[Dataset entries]
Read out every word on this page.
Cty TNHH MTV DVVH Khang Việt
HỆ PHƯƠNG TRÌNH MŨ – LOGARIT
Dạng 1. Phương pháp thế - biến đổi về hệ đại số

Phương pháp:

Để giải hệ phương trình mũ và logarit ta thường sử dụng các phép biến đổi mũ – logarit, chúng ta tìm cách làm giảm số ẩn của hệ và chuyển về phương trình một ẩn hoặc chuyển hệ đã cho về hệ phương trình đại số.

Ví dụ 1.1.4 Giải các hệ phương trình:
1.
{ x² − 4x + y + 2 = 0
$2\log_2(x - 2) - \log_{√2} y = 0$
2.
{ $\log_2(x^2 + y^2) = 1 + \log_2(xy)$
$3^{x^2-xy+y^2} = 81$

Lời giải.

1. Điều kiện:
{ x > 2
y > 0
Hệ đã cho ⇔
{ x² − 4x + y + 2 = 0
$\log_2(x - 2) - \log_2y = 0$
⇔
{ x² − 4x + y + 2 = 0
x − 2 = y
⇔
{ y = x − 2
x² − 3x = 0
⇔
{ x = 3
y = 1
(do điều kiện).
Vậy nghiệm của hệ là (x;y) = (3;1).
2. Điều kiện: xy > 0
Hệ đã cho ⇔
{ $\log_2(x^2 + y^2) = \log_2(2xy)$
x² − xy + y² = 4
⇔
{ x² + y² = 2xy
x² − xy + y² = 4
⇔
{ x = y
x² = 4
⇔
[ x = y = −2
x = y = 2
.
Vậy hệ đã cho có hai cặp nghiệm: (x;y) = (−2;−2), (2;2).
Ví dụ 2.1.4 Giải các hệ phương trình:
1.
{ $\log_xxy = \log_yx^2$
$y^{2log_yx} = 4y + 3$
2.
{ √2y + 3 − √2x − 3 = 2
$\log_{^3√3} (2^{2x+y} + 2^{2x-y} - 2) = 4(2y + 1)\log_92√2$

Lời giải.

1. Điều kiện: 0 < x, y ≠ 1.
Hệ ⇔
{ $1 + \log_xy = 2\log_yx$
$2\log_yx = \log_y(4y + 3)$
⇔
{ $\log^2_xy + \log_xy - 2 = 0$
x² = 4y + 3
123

* **Exercise task**:
Retype the material in full, character for character.

* **Exercise answer**:
Read out every word on this page.
Cty TNHH MTV DVVH Khang Việt
HỆ PHƯƠNG TRÌNH MŨ – LOGARIT
Dạng 1. Phương pháp thế - biến đổi về hệ đại số

Phương pháp:

Để giải hệ phương trình mũ và logarit ta thường sử dụng các phép biến đổi mũ – logarit, chúng ta tìm cách làm giảm số ẩn của hệ và chuyển về phương trình một ẩn hoặc chuyển hệ đã cho về hệ phương trình đại số.

Ví dụ 1.1.4 Giải các hệ phương trình:
1.
{ x² − 4x + y + 2 = 0
$2\log_2(x - 2) - \log_{√2} y = 0$
2.
{ $\log_2(x^2 + y^2) = 1 + \log_2(xy)$
$3^{x^2-xy+y^2} = 81$

Lời giải.

1. Điều kiện:
{ x > 2
y > 0
Hệ đã cho ⇔
{ x² − 4x + y + 2 = 0
$\log_2(x - 2) - \log_2y = 0$
⇔
{ x² − 4x + y + 2 = 0
x − 2 = y
⇔
{ y = x − 2
x² − 3x = 0
⇔
{ x = 3
y = 1
(do điều kiện).
Vậy nghiệm của hệ là (x;y) = (3;1).
2. Điều kiện: xy > 0
Hệ đã cho ⇔
{ $\log_2(x^2 + y^2) = \log_2(2xy)$
x² − xy + y² = 4
⇔
{ x² + y² = 2xy
x² − xy + y² = 4
⇔
{ x = y
x² = 4
⇔
[ x = y = −2
x = y = 2
.
Vậy hệ đã cho có hai cặp nghiệm: (x;y) = (−2;−2), (2;2).
Ví dụ 2.1.4 Giải các hệ phương trình:
1.
{ $\log_xxy = \log_yx^2$
$y^{2log_yx} = 4y + 3$
2.
{ √2y + 3 − √2x − 3 = 2
$\log_{^3√3} (2^{2x+y} + 2^{2x-y} - 2) = 4(2y + 1)\log_92√2$

Lời giải.

1. Điều kiện: 0 < x, y ≠ 1.
Hệ ⇔
{ $1 + \log_xy = 2\log_yx$
$2\log_yx = \log_y(4y + 3)$
⇔
{ $\log^2_xy + \log_xy - 2 = 0$
x² = 4y + 3
123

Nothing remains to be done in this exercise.